◆ **Your task**:
Pull each line holding the word "asthmaticus" from the data.

◆ **Dataset records**:
------------------------

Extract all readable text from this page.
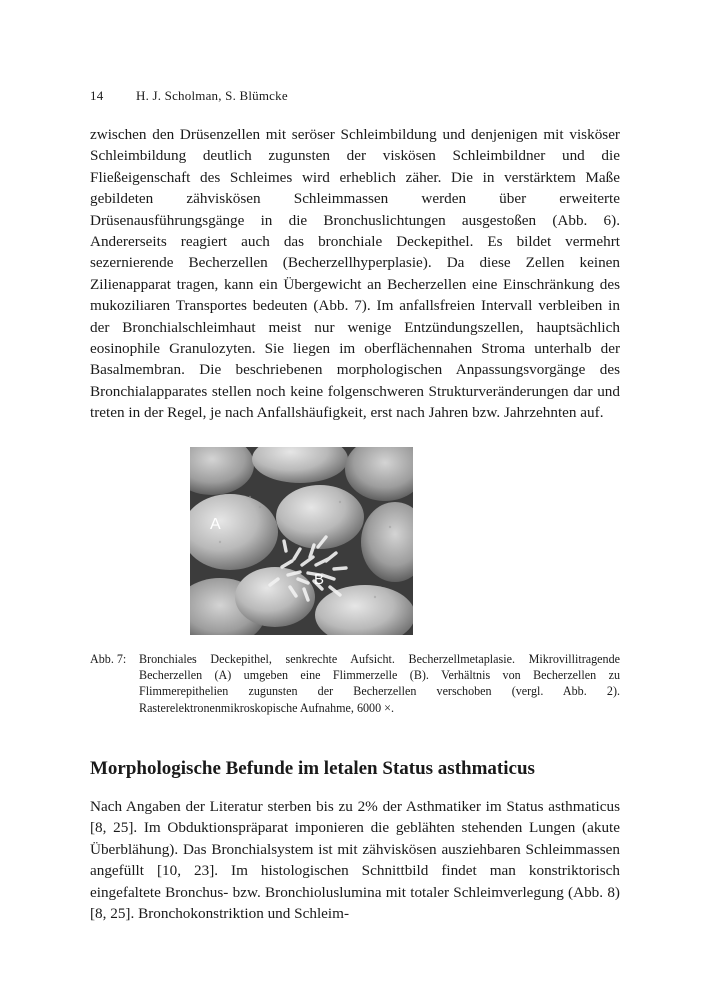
14	H. J. Scholman, S. Blümcke

zwischen den Drüsenzellen mit seröser Schleimbildung und denjenigen mit visköser Schleimbildung deutlich zugunsten der viskösen Schleimbildner und die Fließeigenschaft des Schleimes wird erheblich zäher. Die in verstärktem Maße gebildeten zähviskösen Schleimmassen werden über erweiterte Drüsenausführungsgänge in die Bronchuslichtungen ausgestoßen (Abb. 6). Andererseits reagiert auch das bronchiale Deckepithel. Es bildet vermehrt sezernierende Becherzellen (Becherzellhyperplasie). Da diese Zellen keinen Zilienapparat tragen, kann ein Übergewicht an Becherzellen eine Einschränkung des mukoziliaren Transportes bedeuten (Abb. 7). Im anfallsfreien Intervall verbleiben in der Bronchialschleimhaut meist nur wenige Entzündungszellen, hauptsächlich eosinophile Granulozyten. Sie liegen im oberflächennahen Stroma unterhalb der Basalmembran. Die beschriebenen morphologischen Anpassungsvorgänge des Bronchialapparates stellen noch keine folgenschweren Strukturveränderungen dar und treten in der Regel, je nach Anfallshäufigkeit, erst nach Jahren bzw. Jahrzehnten auf.

A
B
Abb. 7:	Bronchiales Deckepithel, senkrechte Aufsicht. Becherzellmetaplasie. Mikrovillitragende Becherzellen (A) umgeben eine Flimmerzelle (B). Verhältnis von Becherzellen zu Flimmerepithelien zugunsten der Becherzellen verschoben (vergl. Abb. 2). Rasterelektronenmikroskopische Aufnahme, 6000 ×.
Morphologische Befunde im letalen Status asthmaticus

Nach Angaben der Literatur sterben bis zu 2% der Asthmatiker im Status asthmaticus [8, 25]. Im Obduktionspräparat imponieren die geblähten stehenden Lungen (akute Überblähung). Das Bronchialsystem ist mit zähviskösen ausziehbaren Schleimmassen angefüllt [10, 23]. Im histologischen Schnittbild findet man konstriktorisch eingefaltete Bronchus- bzw. Bronchioluslumina mit totaler Schleimverlegung (Abb. 8) [8, 25]. Bronchokonstriktion und Schleim-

------------------------

◆ **Solved exercise**:
Morphologische Befunde im letalen Status asthmaticus
Nach Angaben der Literatur sterben bis zu 2% der Asthmatiker im Status asthmaticus [8, 25]. Im Obduktionspräparat imponieren die geblähten stehenden Lungen (akute Überblähung). Das Bronchialsystem ist mit zähviskösen ausziehbaren Schleimmassen angefüllt [10, 23]. Im histologischen Schnittbild findet man konstriktorisch eingefaltete Bronchus- bzw. Bronchioluslumina mit totaler Schleimverlegung (Abb. 8) [8, 25]. Bronchokonstriktion und Schleim-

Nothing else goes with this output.